(Requirements) Exclude the pictures and return every line exactly as written.

(Source data)
********
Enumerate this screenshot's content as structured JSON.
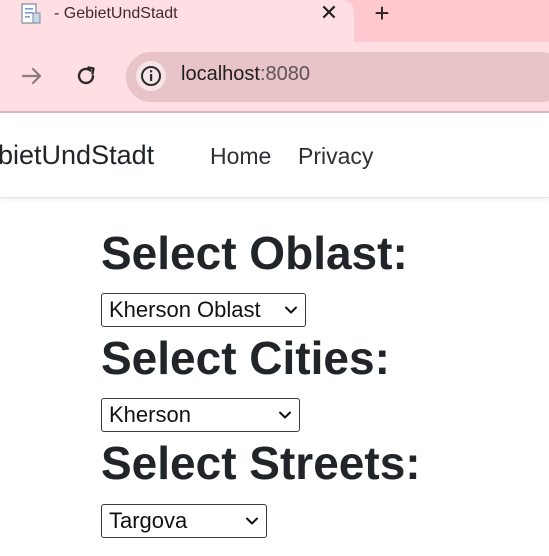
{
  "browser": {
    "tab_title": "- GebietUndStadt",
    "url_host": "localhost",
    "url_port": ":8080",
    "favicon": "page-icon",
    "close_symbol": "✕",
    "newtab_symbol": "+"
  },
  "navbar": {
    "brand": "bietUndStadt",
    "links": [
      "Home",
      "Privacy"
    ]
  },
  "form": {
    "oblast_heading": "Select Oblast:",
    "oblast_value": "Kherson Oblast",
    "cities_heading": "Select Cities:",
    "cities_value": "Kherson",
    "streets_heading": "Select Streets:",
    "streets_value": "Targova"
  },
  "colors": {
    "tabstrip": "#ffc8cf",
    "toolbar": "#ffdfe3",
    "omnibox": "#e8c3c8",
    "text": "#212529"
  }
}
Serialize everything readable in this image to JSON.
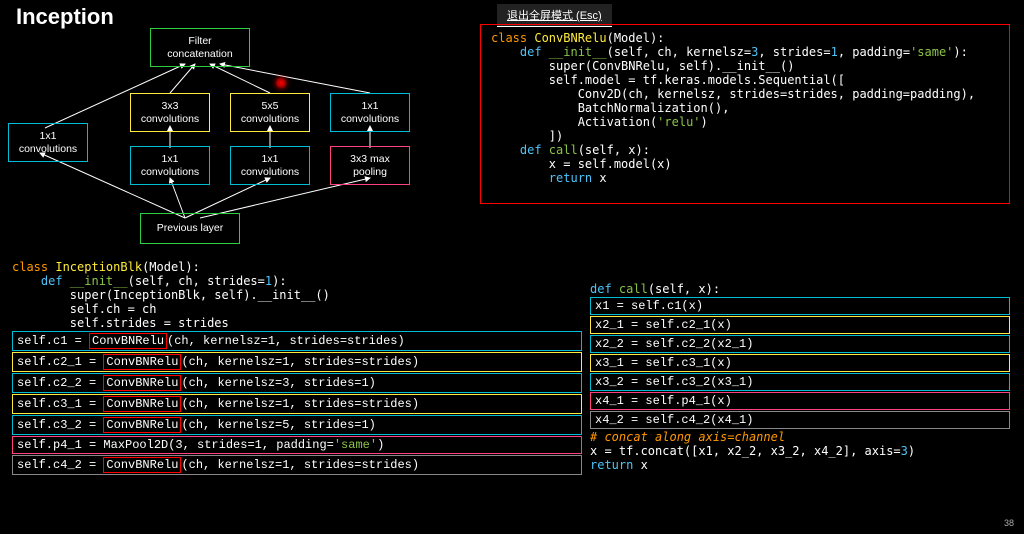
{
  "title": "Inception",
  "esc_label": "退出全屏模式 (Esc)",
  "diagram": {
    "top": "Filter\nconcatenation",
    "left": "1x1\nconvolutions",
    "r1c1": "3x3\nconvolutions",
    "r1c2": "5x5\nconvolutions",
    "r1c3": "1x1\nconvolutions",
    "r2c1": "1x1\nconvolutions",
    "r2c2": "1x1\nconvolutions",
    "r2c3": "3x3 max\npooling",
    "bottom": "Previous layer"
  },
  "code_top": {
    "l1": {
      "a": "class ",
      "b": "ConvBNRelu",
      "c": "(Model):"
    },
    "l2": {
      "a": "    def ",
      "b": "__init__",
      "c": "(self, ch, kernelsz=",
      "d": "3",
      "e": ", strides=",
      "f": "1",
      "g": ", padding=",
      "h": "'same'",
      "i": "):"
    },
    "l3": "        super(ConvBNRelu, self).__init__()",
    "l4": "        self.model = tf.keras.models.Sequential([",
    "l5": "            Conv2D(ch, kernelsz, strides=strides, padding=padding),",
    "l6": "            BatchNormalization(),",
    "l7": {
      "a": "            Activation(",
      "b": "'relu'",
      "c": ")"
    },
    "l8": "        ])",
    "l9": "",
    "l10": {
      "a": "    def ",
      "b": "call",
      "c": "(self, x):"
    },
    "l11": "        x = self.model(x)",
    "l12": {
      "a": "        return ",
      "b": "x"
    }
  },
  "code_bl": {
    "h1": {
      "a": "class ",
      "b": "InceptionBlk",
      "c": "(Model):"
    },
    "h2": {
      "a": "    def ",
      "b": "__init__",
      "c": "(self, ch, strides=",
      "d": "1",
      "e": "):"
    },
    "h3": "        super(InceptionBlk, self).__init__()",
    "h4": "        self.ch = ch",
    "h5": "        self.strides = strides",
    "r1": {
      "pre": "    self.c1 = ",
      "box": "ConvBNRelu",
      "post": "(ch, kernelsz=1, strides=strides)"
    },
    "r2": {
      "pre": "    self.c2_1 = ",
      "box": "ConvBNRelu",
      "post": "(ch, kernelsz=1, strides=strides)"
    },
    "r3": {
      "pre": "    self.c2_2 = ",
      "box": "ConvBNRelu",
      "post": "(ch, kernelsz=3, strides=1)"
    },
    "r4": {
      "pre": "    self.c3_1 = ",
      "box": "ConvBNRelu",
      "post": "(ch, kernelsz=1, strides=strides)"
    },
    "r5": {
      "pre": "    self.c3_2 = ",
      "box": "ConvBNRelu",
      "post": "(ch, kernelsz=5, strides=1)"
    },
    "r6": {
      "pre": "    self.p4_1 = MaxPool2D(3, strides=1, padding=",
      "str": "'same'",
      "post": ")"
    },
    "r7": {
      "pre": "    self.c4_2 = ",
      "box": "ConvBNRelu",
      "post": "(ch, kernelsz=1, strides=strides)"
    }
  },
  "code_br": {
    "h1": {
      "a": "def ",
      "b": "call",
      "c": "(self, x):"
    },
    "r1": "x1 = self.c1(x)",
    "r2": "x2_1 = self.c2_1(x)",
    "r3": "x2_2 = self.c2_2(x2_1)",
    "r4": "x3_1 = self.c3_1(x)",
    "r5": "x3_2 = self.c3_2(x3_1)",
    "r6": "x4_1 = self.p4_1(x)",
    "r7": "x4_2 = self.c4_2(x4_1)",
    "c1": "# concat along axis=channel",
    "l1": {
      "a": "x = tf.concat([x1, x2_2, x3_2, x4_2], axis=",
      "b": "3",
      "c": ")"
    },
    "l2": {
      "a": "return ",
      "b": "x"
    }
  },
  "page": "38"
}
********
(Reply)
Enumerate this screenshot's content as structured JSON.
{
  "browser": {
    "tab_title": "- GebietUndStadt",
    "url_host": "localhost",
    "url_port": ":8080",
    "favicon": "page-icon",
    "close_symbol": "✕",
    "newtab_symbol": "+"
  },
  "navbar": {
    "brand": "bietUndStadt",
    "links": [
      "Home",
      "Privacy"
    ]
  },
  "form": {
    "oblast_heading": "Select Oblast:",
    "oblast_value": "Kherson Oblast",
    "cities_heading": "Select Cities:",
    "cities_value": "Kherson",
    "streets_heading": "Select Streets:",
    "streets_value": "Targova"
  },
  "colors": {
    "tabstrip": "#ffc8cf",
    "toolbar": "#ffdfe3",
    "omnibox": "#e8c3c8",
    "text": "#212529"
  }
}
Serialize everything readable in this image to JSON.
{
  "title": "Inception",
  "esc_label": "退出全屏模式 (Esc)",
  "diagram": {
    "top": "Filter\nconcatenation",
    "left": "1x1\nconvolutions",
    "r1c1": "3x3\nconvolutions",
    "r1c2": "5x5\nconvolutions",
    "r1c3": "1x1\nconvolutions",
    "r2c1": "1x1\nconvolutions",
    "r2c2": "1x1\nconvolutions",
    "r2c3": "3x3 max\npooling",
    "bottom": "Previous layer"
  },
  "code_top": {
    "l1": {
      "a": "class ",
      "b": "ConvBNRelu",
      "c": "(Model):"
    },
    "l2": {
      "a": "    def ",
      "b": "__init__",
      "c": "(self, ch, kernelsz=",
      "d": "3",
      "e": ", strides=",
      "f": "1",
      "g": ", padding=",
      "h": "'same'",
      "i": "):"
    },
    "l3": "        super(ConvBNRelu, self).__init__()",
    "l4": "        self.model = tf.keras.models.Sequential([",
    "l5": "            Conv2D(ch, kernelsz, strides=strides, padding=padding),",
    "l6": "            BatchNormalization(),",
    "l7": {
      "a": "            Activation(",
      "b": "'relu'",
      "c": ")"
    },
    "l8": "        ])",
    "l9": "",
    "l10": {
      "a": "    def ",
      "b": "call",
      "c": "(self, x):"
    },
    "l11": "        x = self.model(x)",
    "l12": {
      "a": "        return ",
      "b": "x"
    }
  },
  "code_bl": {
    "h1": {
      "a": "class ",
      "b": "InceptionBlk",
      "c": "(Model):"
    },
    "h2": {
      "a": "    def ",
      "b": "__init__",
      "c": "(self, ch, strides=",
      "d": "1",
      "e": "):"
    },
    "h3": "        super(InceptionBlk, self).__init__()",
    "h4": "        self.ch = ch",
    "h5": "        self.strides = strides",
    "r1": {
      "pre": "    self.c1 = ",
      "box": "ConvBNRelu",
      "post": "(ch, kernelsz=1, strides=strides)"
    },
    "r2": {
      "pre": "    self.c2_1 = ",
      "box": "ConvBNRelu",
      "post": "(ch, kernelsz=1, strides=strides)"
    },
    "r3": {
      "pre": "    self.c2_2 = ",
      "box": "ConvBNRelu",
      "post": "(ch, kernelsz=3, strides=1)"
    },
    "r4": {
      "pre": "    self.c3_1 = ",
      "box": "ConvBNRelu",
      "post": "(ch, kernelsz=1, strides=strides)"
    },
    "r5": {
      "pre": "    self.c3_2 = ",
      "box": "ConvBNRelu",
      "post": "(ch, kernelsz=5, strides=1)"
    },
    "r6": {
      "pre": "    self.p4_1 = MaxPool2D(3, strides=1, padding=",
      "str": "'same'",
      "post": ")"
    },
    "r7": {
      "pre": "    self.c4_2 = ",
      "box": "ConvBNRelu",
      "post": "(ch, kernelsz=1, strides=strides)"
    }
  },
  "code_br": {
    "h1": {
      "a": "def ",
      "b": "call",
      "c": "(self, x):"
    },
    "r1": "x1 = self.c1(x)",
    "r2": "x2_1 = self.c2_1(x)",
    "r3": "x2_2 = self.c2_2(x2_1)",
    "r4": "x3_1 = self.c3_1(x)",
    "r5": "x3_2 = self.c3_2(x3_1)",
    "r6": "x4_1 = self.p4_1(x)",
    "r7": "x4_2 = self.c4_2(x4_1)",
    "c1": "# concat along axis=channel",
    "l1": {
      "a": "x = tf.concat([x1, x2_2, x3_2, x4_2], axis=",
      "b": "3",
      "c": ")"
    },
    "l2": {
      "a": "return ",
      "b": "x"
    }
  },
  "page": "38"
}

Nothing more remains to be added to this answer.